Figure contents as structured data:

________________________________________

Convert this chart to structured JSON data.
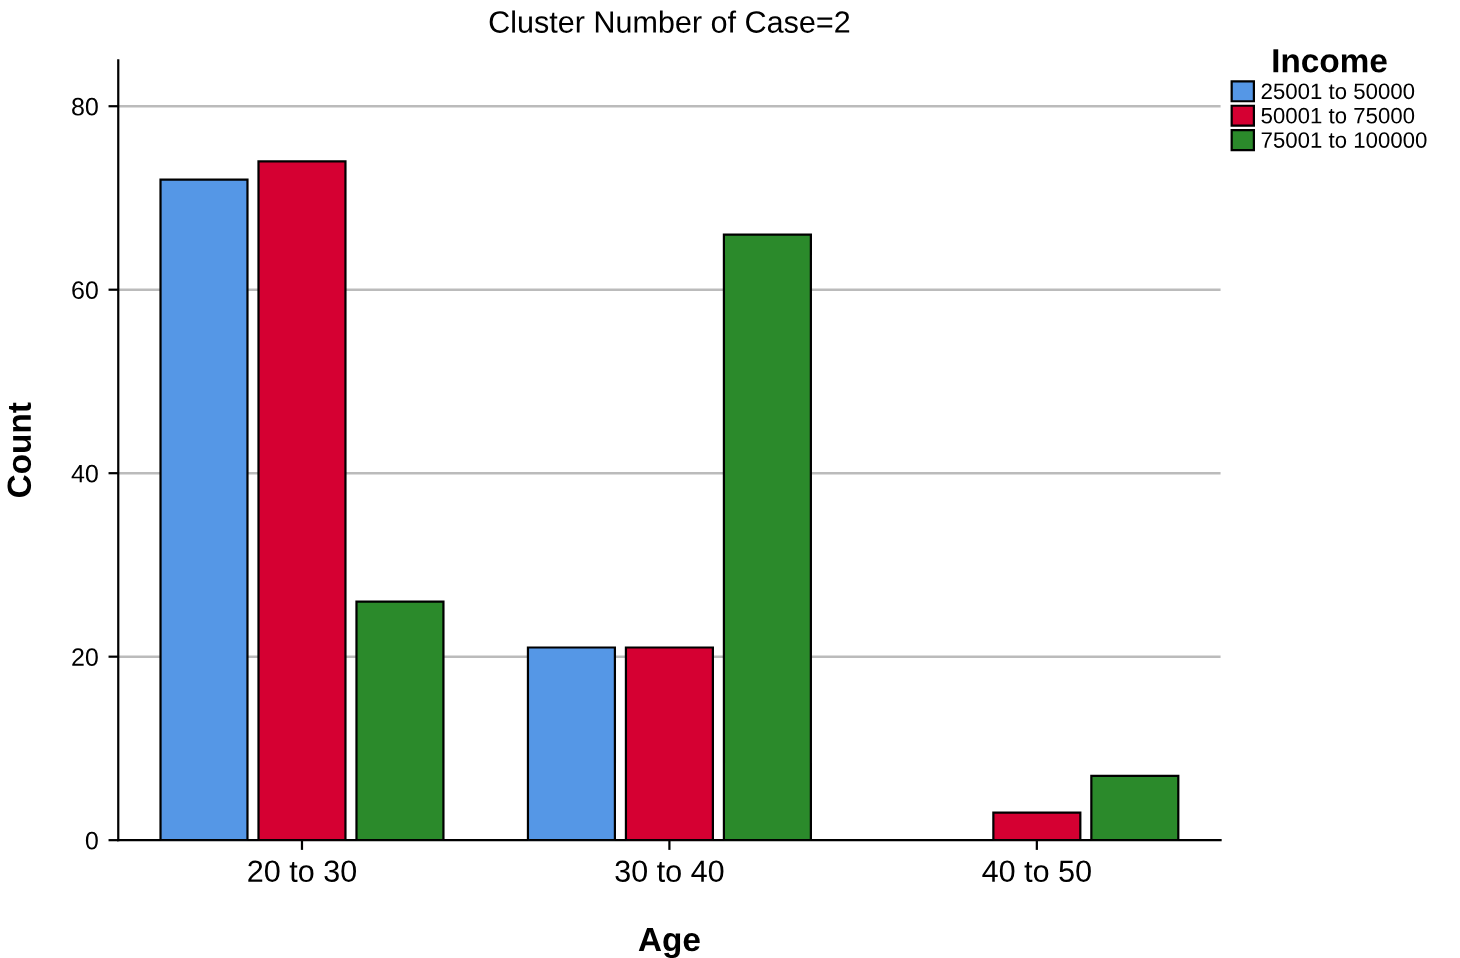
{
  "chart_data": {
    "type": "bar",
    "title": "Cluster Number of Case=2",
    "xlabel": "Age",
    "ylabel": "Count",
    "legend_title": "Income",
    "categories": [
      "20 to 30",
      "30 to 40",
      "40 to 50"
    ],
    "series": [
      {
        "name": "25001 to 50000",
        "color": "#5597e6",
        "values": [
          72,
          21,
          null
        ]
      },
      {
        "name": "50001 to 75000",
        "color": "#d50032",
        "values": [
          74,
          21,
          3
        ]
      },
      {
        "name": "75001 to 100000",
        "color": "#2b8a2b",
        "values": [
          26,
          66,
          7
        ]
      }
    ],
    "ylim": [
      0,
      85
    ],
    "yticks": [
      0,
      20,
      40,
      60,
      80
    ],
    "grid": "y",
    "legend": "top right"
  }
}
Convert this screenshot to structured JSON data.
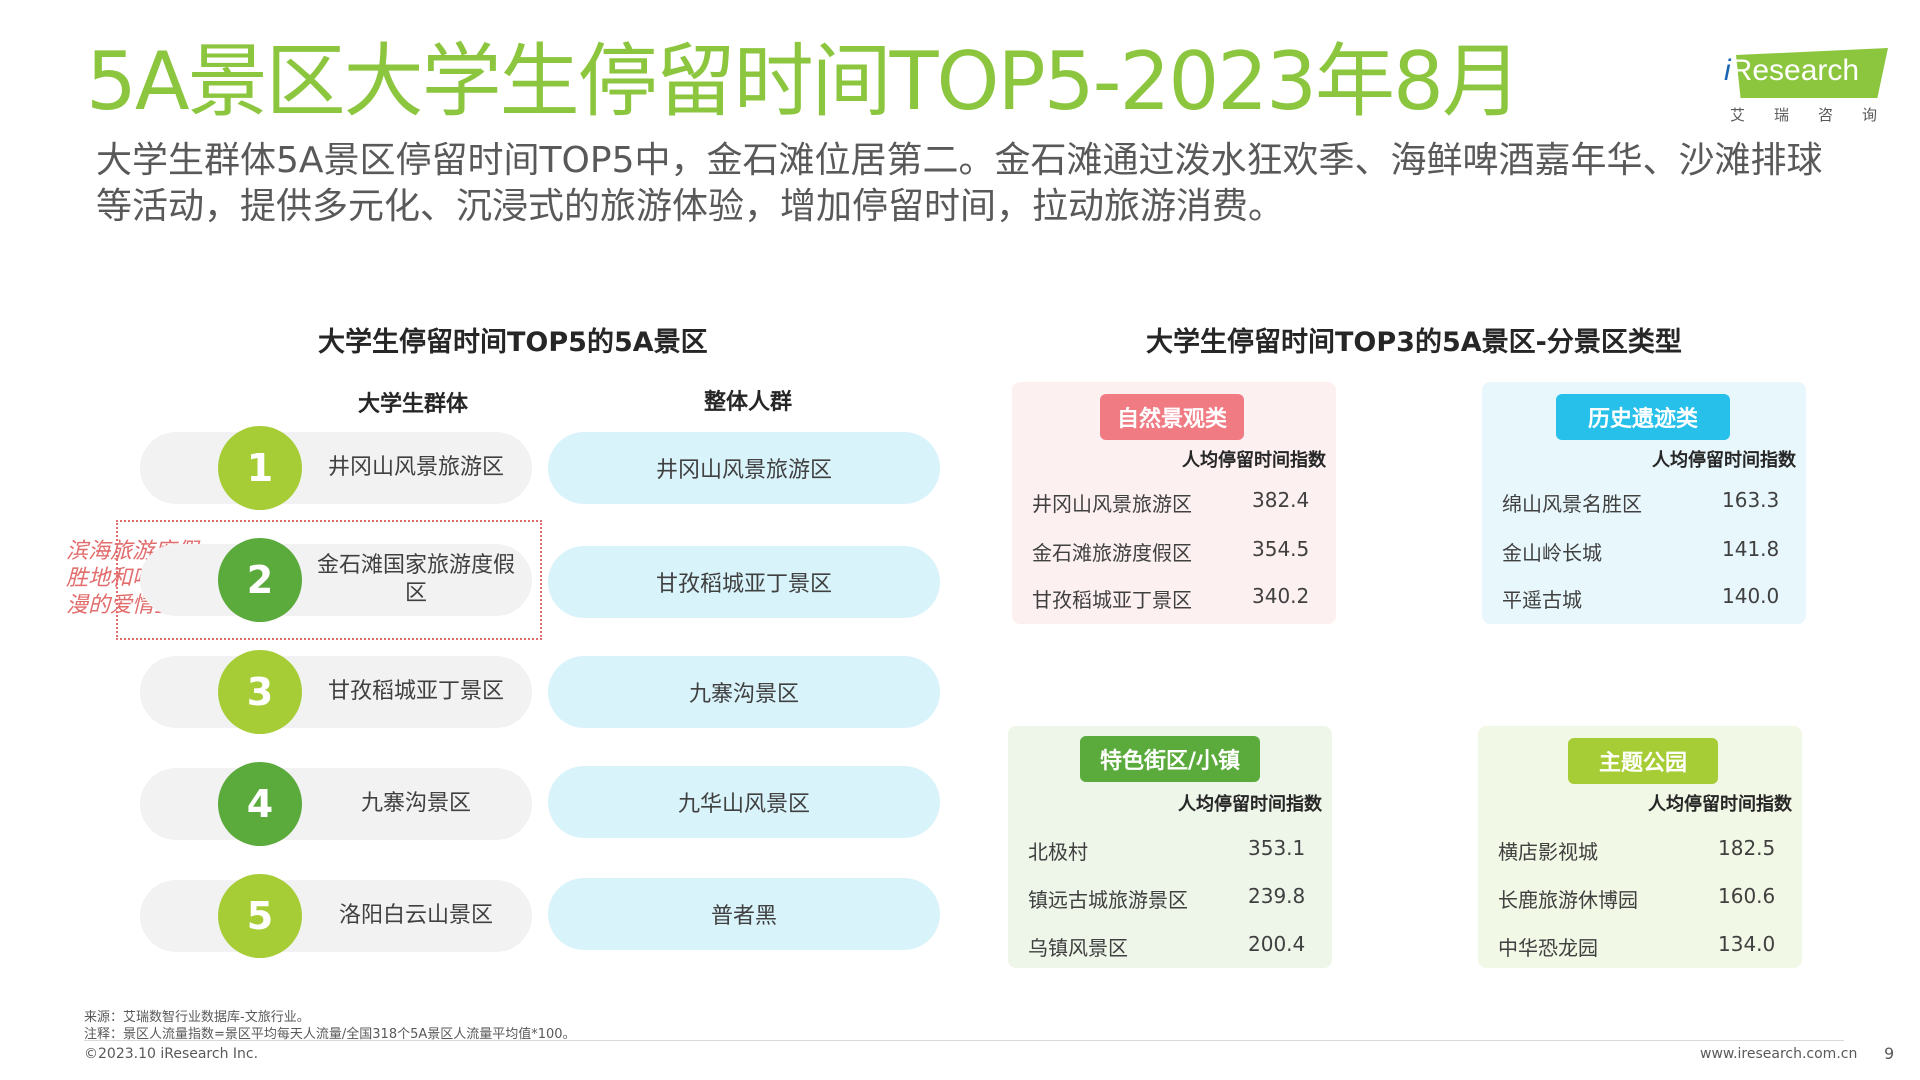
{
  "header": {
    "title": "5A景区大学生停留时间TOP5-2023年8月",
    "intro_line1": "大学生群体5A景区停留时间TOP5中，金石滩位居第二。金石滩通过泼水狂欢季、海鲜啤酒嘉年华、沙滩排球",
    "intro_line2": "等活动，提供多元化、沉浸式的旅游体验，增加停留时间，拉动旅游消费。"
  },
  "logo": {
    "i_letter": "i",
    "research": "Research",
    "cn": "艾瑞咨询"
  },
  "ranking": {
    "title": "大学生停留时间TOP5的5A景区",
    "student_header": "大学生群体",
    "overall_header": "整体人群",
    "rows": [
      {
        "rank": "1",
        "student": "井冈山风景旅游区",
        "overall": "井冈山风景旅游区"
      },
      {
        "rank": "2",
        "student": "金石滩国家旅游度假区",
        "overall": "甘孜稻城亚丁景区"
      },
      {
        "rank": "3",
        "student": "甘孜稻城亚丁景区",
        "overall": "九寨沟景区"
      },
      {
        "rank": "4",
        "student": "九寨沟景区",
        "overall": "九华山风景区"
      },
      {
        "rank": "5",
        "student": "洛阳白云山景区",
        "overall": "普者黑"
      }
    ],
    "annotation": "滨海旅游度假胜地和唯美浪漫的爱情圣地"
  },
  "categories": {
    "title": "大学生停留时间TOP3的5A景区-分景区类型",
    "index_header": "人均停留时间指数",
    "cards": [
      {
        "name": "自然景观类",
        "items": [
          {
            "name": "井冈山风景旅游区",
            "value": "382.4"
          },
          {
            "name": "金石滩旅游度假区",
            "value": "354.5"
          },
          {
            "name": "甘孜稻城亚丁景区",
            "value": "340.2"
          }
        ]
      },
      {
        "name": "历史遗迹类",
        "items": [
          {
            "name": "绵山风景名胜区",
            "value": "163.3"
          },
          {
            "name": "金山岭长城",
            "value": "141.8"
          },
          {
            "name": "平遥古城",
            "value": "140.0"
          }
        ]
      },
      {
        "name": "特色街区/小镇",
        "items": [
          {
            "name": "北极村",
            "value": "353.1"
          },
          {
            "name": "镇远古城旅游景区",
            "value": "239.8"
          },
          {
            "name": "乌镇风景区",
            "value": "200.4"
          }
        ]
      },
      {
        "name": "主题公园",
        "items": [
          {
            "name": "横店影视城",
            "value": "182.5"
          },
          {
            "name": "长鹿旅游休博园",
            "value": "160.6"
          },
          {
            "name": "中华恐龙园",
            "value": "134.0"
          }
        ]
      }
    ]
  },
  "footer": {
    "source": "来源：艾瑞数智行业数据库-文旅行业。",
    "note": "注释：景区人流量指数=景区平均每天人流量/全国318个5A景区人流量平均值*100。",
    "copyright": "©2023.10  iResearch Inc.",
    "website": "www.iresearch.com.cn",
    "page_number": "9"
  },
  "colors": {
    "brand_green": "#8cc63f",
    "rank_light_green": "#a6cd35",
    "rank_dark_green": "#5aaa3c",
    "annotation_red": "#e26b6b",
    "card_natural_bg": "#fdf0f1",
    "card_natural_badge": "#f07b83",
    "card_history_bg": "#e8f7fc",
    "card_history_badge": "#26c0ea",
    "card_street_bg": "#eef6ea",
    "card_street_badge": "#5aaa3c",
    "card_theme_bg": "#f2f8e6",
    "card_theme_badge": "#a6cd35"
  }
}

________________________________________

Write out each line again precisely as it appears, skipping every picture.

* [RESPONSE]
Convert this chart to structured JSON data.
{
  "chart_data": {
    "type": "bar",
    "title": "Cluster Number of Case=2",
    "xlabel": "Age",
    "ylabel": "Count",
    "legend_title": "Income",
    "categories": [
      "20 to 30",
      "30 to 40",
      "40 to 50"
    ],
    "series": [
      {
        "name": "25001 to 50000",
        "color": "#5597e6",
        "values": [
          72,
          21,
          null
        ]
      },
      {
        "name": "50001 to 75000",
        "color": "#d50032",
        "values": [
          74,
          21,
          3
        ]
      },
      {
        "name": "75001 to 100000",
        "color": "#2b8a2b",
        "values": [
          26,
          66,
          7
        ]
      }
    ],
    "ylim": [
      0,
      85
    ],
    "yticks": [
      0,
      20,
      40,
      60,
      80
    ],
    "grid": "y",
    "legend": "top right"
  }
}
Convert this screenshot to structured JSON data.
{
  "header": {
    "title": "5A景区大学生停留时间TOP5-2023年8月",
    "intro_line1": "大学生群体5A景区停留时间TOP5中，金石滩位居第二。金石滩通过泼水狂欢季、海鲜啤酒嘉年华、沙滩排球",
    "intro_line2": "等活动，提供多元化、沉浸式的旅游体验，增加停留时间，拉动旅游消费。"
  },
  "logo": {
    "i_letter": "i",
    "research": "Research",
    "cn": "艾瑞咨询"
  },
  "ranking": {
    "title": "大学生停留时间TOP5的5A景区",
    "student_header": "大学生群体",
    "overall_header": "整体人群",
    "rows": [
      {
        "rank": "1",
        "student": "井冈山风景旅游区",
        "overall": "井冈山风景旅游区"
      },
      {
        "rank": "2",
        "student": "金石滩国家旅游度假区",
        "overall": "甘孜稻城亚丁景区"
      },
      {
        "rank": "3",
        "student": "甘孜稻城亚丁景区",
        "overall": "九寨沟景区"
      },
      {
        "rank": "4",
        "student": "九寨沟景区",
        "overall": "九华山风景区"
      },
      {
        "rank": "5",
        "student": "洛阳白云山景区",
        "overall": "普者黑"
      }
    ],
    "annotation": "滨海旅游度假胜地和唯美浪漫的爱情圣地"
  },
  "categories": {
    "title": "大学生停留时间TOP3的5A景区-分景区类型",
    "index_header": "人均停留时间指数",
    "cards": [
      {
        "name": "自然景观类",
        "items": [
          {
            "name": "井冈山风景旅游区",
            "value": "382.4"
          },
          {
            "name": "金石滩旅游度假区",
            "value": "354.5"
          },
          {
            "name": "甘孜稻城亚丁景区",
            "value": "340.2"
          }
        ]
      },
      {
        "name": "历史遗迹类",
        "items": [
          {
            "name": "绵山风景名胜区",
            "value": "163.3"
          },
          {
            "name": "金山岭长城",
            "value": "141.8"
          },
          {
            "name": "平遥古城",
            "value": "140.0"
          }
        ]
      },
      {
        "name": "特色街区/小镇",
        "items": [
          {
            "name": "北极村",
            "value": "353.1"
          },
          {
            "name": "镇远古城旅游景区",
            "value": "239.8"
          },
          {
            "name": "乌镇风景区",
            "value": "200.4"
          }
        ]
      },
      {
        "name": "主题公园",
        "items": [
          {
            "name": "横店影视城",
            "value": "182.5"
          },
          {
            "name": "长鹿旅游休博园",
            "value": "160.6"
          },
          {
            "name": "中华恐龙园",
            "value": "134.0"
          }
        ]
      }
    ]
  },
  "footer": {
    "source": "来源：艾瑞数智行业数据库-文旅行业。",
    "note": "注释：景区人流量指数=景区平均每天人流量/全国318个5A景区人流量平均值*100。",
    "copyright": "©2023.10  iResearch Inc.",
    "website": "www.iresearch.com.cn",
    "page_number": "9"
  },
  "colors": {
    "brand_green": "#8cc63f",
    "rank_light_green": "#a6cd35",
    "rank_dark_green": "#5aaa3c",
    "annotation_red": "#e26b6b",
    "card_natural_bg": "#fdf0f1",
    "card_natural_badge": "#f07b83",
    "card_history_bg": "#e8f7fc",
    "card_history_badge": "#26c0ea",
    "card_street_bg": "#eef6ea",
    "card_street_badge": "#5aaa3c",
    "card_theme_bg": "#f2f8e6",
    "card_theme_badge": "#a6cd35"
  }
}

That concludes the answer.